== ROWS ==
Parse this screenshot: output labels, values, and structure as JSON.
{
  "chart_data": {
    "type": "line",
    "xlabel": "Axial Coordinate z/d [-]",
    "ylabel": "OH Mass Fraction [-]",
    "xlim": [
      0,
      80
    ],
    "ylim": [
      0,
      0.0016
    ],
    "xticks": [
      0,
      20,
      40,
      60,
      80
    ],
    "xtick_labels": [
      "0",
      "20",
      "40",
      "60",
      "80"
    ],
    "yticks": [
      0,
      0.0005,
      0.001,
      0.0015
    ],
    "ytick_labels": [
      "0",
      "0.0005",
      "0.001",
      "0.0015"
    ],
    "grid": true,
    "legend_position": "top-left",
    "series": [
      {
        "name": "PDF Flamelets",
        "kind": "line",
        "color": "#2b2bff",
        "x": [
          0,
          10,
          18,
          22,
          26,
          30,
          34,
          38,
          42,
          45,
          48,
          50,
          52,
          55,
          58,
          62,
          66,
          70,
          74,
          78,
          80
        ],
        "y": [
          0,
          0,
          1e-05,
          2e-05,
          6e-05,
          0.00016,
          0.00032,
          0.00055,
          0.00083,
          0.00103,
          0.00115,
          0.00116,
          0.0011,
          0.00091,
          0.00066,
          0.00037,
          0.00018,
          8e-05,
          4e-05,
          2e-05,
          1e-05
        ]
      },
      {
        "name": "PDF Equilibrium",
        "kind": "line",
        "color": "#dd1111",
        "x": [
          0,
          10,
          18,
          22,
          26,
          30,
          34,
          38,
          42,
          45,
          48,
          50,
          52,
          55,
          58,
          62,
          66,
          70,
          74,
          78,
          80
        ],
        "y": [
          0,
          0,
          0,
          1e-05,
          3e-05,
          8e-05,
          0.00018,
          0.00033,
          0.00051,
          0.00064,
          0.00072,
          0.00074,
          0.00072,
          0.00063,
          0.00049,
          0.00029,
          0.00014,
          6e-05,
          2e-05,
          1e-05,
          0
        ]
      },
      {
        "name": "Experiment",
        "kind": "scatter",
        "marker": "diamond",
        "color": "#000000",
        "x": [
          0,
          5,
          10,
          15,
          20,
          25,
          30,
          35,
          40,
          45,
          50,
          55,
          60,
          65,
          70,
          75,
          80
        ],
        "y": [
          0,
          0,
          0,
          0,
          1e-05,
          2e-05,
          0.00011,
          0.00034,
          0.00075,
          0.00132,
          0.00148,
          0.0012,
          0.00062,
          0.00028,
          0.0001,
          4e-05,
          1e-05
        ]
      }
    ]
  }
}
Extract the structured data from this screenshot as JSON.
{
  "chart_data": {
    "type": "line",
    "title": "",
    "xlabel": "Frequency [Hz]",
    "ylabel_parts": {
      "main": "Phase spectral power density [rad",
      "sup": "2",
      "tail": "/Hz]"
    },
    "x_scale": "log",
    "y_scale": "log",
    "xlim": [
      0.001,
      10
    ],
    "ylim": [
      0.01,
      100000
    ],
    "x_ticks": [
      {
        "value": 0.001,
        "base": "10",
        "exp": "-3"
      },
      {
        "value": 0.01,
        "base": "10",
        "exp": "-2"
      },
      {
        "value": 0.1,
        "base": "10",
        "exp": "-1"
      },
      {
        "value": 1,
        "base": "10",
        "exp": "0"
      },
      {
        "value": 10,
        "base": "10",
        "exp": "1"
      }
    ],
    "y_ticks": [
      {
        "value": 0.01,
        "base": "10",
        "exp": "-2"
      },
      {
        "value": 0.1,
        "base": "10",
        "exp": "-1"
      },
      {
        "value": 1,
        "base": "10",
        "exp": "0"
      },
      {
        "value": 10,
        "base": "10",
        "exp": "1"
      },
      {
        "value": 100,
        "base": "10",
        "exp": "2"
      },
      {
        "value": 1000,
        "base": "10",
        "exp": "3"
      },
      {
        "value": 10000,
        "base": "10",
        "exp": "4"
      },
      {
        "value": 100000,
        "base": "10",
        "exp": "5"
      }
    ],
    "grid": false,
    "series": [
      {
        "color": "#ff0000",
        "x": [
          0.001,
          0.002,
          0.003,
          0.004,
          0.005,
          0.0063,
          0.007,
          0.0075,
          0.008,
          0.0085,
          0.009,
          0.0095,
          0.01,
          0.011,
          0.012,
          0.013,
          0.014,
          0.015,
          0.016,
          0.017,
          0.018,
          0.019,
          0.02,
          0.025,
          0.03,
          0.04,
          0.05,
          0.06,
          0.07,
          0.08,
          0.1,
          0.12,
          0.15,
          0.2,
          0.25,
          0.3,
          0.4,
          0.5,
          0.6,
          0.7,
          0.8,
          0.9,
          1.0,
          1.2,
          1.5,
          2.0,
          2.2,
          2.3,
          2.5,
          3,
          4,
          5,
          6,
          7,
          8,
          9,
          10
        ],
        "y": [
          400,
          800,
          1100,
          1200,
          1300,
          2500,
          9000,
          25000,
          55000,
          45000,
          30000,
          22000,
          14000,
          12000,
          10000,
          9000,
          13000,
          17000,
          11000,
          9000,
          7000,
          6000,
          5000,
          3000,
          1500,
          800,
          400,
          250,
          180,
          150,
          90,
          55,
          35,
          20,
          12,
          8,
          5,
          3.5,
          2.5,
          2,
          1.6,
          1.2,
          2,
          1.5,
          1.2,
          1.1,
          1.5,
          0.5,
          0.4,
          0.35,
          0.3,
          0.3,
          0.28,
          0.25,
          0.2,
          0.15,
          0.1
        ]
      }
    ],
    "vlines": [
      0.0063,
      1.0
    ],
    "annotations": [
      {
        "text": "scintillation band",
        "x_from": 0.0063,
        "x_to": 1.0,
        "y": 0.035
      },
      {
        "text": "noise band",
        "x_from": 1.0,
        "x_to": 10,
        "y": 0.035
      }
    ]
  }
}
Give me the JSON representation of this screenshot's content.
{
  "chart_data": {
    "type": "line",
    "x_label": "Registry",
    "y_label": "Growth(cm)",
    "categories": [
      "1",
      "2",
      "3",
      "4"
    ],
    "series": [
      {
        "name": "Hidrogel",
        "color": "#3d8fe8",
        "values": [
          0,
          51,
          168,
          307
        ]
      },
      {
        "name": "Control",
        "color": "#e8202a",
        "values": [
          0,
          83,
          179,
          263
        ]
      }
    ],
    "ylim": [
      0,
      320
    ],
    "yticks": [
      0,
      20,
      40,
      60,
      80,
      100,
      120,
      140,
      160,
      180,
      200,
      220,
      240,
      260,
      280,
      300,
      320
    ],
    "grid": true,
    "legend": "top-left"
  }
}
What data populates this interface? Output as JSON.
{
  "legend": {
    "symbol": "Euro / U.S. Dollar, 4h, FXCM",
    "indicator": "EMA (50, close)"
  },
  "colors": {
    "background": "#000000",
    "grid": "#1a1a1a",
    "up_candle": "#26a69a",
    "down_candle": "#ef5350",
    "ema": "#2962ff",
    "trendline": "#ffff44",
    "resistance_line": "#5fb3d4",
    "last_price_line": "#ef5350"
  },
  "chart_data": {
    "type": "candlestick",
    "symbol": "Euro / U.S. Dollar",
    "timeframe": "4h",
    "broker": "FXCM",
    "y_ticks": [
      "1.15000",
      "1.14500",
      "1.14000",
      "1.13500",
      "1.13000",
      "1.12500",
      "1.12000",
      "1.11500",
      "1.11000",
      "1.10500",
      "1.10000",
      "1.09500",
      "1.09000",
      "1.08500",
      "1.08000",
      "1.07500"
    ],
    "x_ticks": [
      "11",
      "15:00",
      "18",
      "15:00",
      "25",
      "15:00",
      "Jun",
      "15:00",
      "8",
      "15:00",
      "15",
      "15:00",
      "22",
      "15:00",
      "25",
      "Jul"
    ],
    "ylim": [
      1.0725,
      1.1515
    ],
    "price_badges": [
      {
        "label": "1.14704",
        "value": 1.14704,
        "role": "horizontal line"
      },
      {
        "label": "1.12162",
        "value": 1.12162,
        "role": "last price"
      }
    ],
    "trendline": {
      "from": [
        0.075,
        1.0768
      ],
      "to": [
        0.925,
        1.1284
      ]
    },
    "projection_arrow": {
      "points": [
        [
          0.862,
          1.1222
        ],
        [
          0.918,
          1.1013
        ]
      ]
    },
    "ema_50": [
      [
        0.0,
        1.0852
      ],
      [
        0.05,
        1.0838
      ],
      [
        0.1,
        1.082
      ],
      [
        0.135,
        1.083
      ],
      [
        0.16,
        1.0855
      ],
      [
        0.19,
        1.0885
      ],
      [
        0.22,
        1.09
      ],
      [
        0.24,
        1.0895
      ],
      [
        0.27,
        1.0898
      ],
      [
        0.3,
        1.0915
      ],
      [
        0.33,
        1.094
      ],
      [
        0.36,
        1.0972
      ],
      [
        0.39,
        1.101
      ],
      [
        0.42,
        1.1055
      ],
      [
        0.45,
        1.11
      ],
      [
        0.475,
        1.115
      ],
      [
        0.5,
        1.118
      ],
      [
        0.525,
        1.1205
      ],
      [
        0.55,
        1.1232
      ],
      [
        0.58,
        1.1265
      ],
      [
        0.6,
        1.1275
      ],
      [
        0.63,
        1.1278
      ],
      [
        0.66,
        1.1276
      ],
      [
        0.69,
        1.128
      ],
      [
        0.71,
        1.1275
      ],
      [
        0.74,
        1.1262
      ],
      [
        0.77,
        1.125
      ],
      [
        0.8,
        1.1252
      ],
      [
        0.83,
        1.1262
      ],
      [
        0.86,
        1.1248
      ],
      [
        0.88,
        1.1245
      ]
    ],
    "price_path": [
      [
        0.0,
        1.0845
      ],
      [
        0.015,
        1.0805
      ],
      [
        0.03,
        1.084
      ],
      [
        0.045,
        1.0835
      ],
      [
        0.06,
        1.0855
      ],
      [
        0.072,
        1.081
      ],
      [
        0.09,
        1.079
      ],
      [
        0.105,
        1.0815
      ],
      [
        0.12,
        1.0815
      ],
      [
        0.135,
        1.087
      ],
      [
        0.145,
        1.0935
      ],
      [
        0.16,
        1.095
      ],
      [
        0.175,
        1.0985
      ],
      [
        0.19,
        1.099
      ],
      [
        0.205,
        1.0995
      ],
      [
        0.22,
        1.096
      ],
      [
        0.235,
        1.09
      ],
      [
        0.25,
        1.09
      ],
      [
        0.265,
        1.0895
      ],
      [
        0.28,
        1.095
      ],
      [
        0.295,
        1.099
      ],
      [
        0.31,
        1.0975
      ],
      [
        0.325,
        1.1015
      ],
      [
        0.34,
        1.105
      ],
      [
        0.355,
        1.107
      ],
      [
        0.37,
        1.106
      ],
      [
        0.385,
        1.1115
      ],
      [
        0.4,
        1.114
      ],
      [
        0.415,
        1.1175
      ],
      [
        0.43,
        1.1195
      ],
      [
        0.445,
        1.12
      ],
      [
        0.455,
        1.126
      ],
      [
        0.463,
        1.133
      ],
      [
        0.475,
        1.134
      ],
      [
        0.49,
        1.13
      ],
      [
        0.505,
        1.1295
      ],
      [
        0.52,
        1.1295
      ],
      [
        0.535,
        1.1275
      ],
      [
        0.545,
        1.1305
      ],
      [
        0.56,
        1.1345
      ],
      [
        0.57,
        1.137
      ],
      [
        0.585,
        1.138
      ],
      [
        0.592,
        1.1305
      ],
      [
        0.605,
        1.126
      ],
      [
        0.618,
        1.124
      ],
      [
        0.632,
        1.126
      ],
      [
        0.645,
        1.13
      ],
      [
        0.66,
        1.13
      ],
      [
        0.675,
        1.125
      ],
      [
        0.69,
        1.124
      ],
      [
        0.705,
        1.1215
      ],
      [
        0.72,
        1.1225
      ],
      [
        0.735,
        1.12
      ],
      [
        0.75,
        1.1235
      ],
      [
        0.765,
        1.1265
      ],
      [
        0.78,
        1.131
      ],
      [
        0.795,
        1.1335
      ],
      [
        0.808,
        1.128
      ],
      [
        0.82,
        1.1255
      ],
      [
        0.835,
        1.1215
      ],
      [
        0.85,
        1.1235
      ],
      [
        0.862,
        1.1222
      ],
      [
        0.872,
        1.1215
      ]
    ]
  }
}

== WHAT THIS TASK INVOLVES ==
Which lines above contain the word "xlabel"? Copy each of them.

== IN RESPONSE ==
    "xlabel": "Axial Coordinate z/d [-]",
    "xlabel": "Frequency [Hz]",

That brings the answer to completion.